Dataset records ::
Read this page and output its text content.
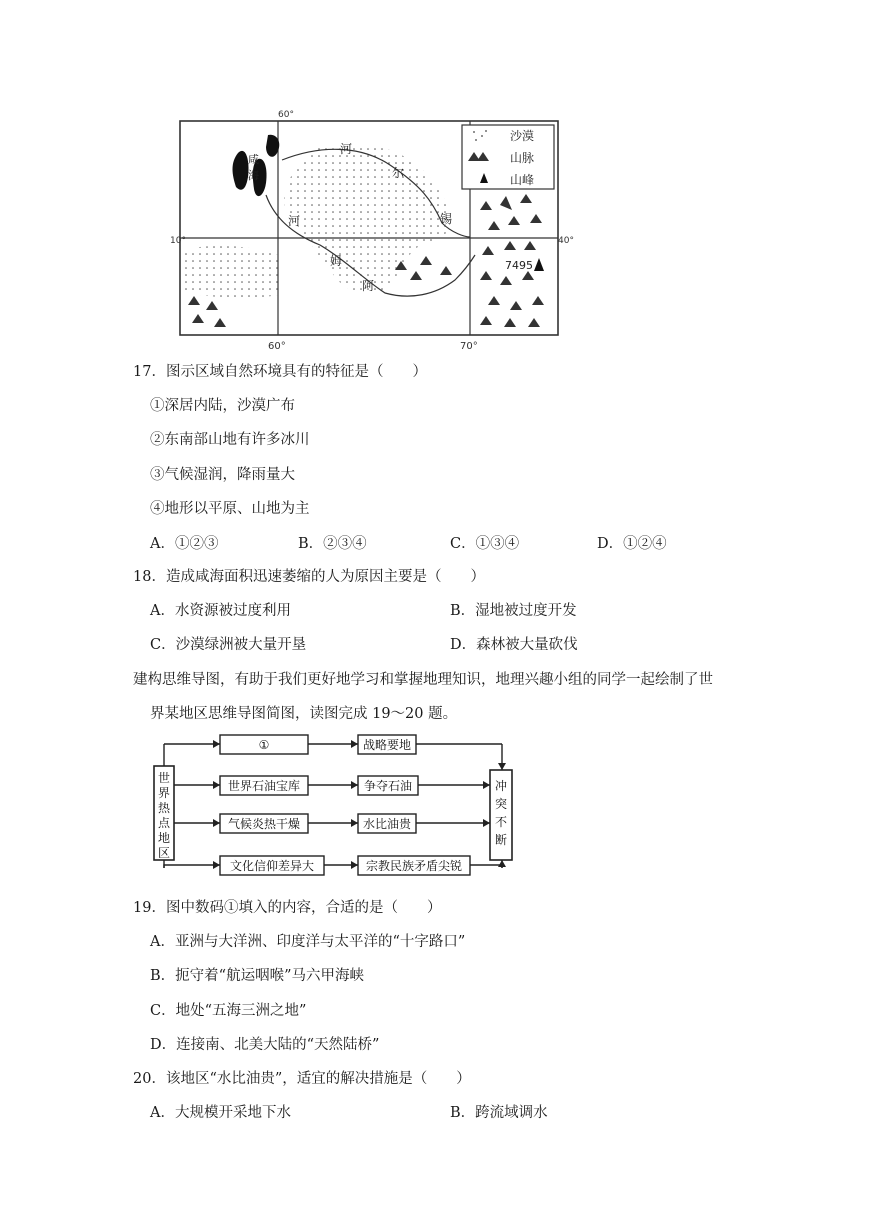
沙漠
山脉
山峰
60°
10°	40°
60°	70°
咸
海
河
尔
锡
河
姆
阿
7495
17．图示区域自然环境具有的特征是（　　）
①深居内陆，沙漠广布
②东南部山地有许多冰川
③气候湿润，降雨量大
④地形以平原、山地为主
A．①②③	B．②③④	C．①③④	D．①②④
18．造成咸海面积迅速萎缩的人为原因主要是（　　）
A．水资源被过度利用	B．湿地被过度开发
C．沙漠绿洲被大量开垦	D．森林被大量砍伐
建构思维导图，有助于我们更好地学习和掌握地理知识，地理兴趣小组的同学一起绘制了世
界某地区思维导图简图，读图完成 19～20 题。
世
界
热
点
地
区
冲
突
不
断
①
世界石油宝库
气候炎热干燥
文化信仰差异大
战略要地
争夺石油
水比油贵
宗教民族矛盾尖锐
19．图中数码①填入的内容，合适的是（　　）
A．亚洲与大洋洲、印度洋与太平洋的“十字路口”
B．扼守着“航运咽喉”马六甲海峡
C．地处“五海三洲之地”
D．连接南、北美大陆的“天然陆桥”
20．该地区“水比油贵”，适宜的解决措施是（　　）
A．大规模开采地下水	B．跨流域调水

Goal :: Reproduce all of the material above word for word. Omit the pictures.

Exercise solution ::
Read this page and output its text content.
沙漠
山脉
山峰
60°
10°	40°
60°	70°
咸
海
河
尔
锡
河
姆
阿
7495
17．图示区域自然环境具有的特征是（　　）
①深居内陆，沙漠广布
②东南部山地有许多冰川
③气候湿润，降雨量大
④地形以平原、山地为主
A．①②③	B．②③④	C．①③④	D．①②④
18．造成咸海面积迅速萎缩的人为原因主要是（　　）
A．水资源被过度利用	B．湿地被过度开发
C．沙漠绿洲被大量开垦	D．森林被大量砍伐
建构思维导图，有助于我们更好地学习和掌握地理知识，地理兴趣小组的同学一起绘制了世
界某地区思维导图简图，读图完成 19～20 题。
世
界
热
点
地
区
冲
突
不
断
①
世界石油宝库
气候炎热干燥
文化信仰差异大
战略要地
争夺石油
水比油贵
宗教民族矛盾尖锐
19．图中数码①填入的内容，合适的是（　　）
A．亚洲与大洋洲、印度洋与太平洋的“十字路口”
B．扼守着“航运咽喉”马六甲海峡
C．地处“五海三洲之地”
D．连接南、北美大陆的“天然陆桥”
20．该地区“水比油贵”，适宜的解决措施是（　　）
A．大规模开采地下水	B．跨流域调水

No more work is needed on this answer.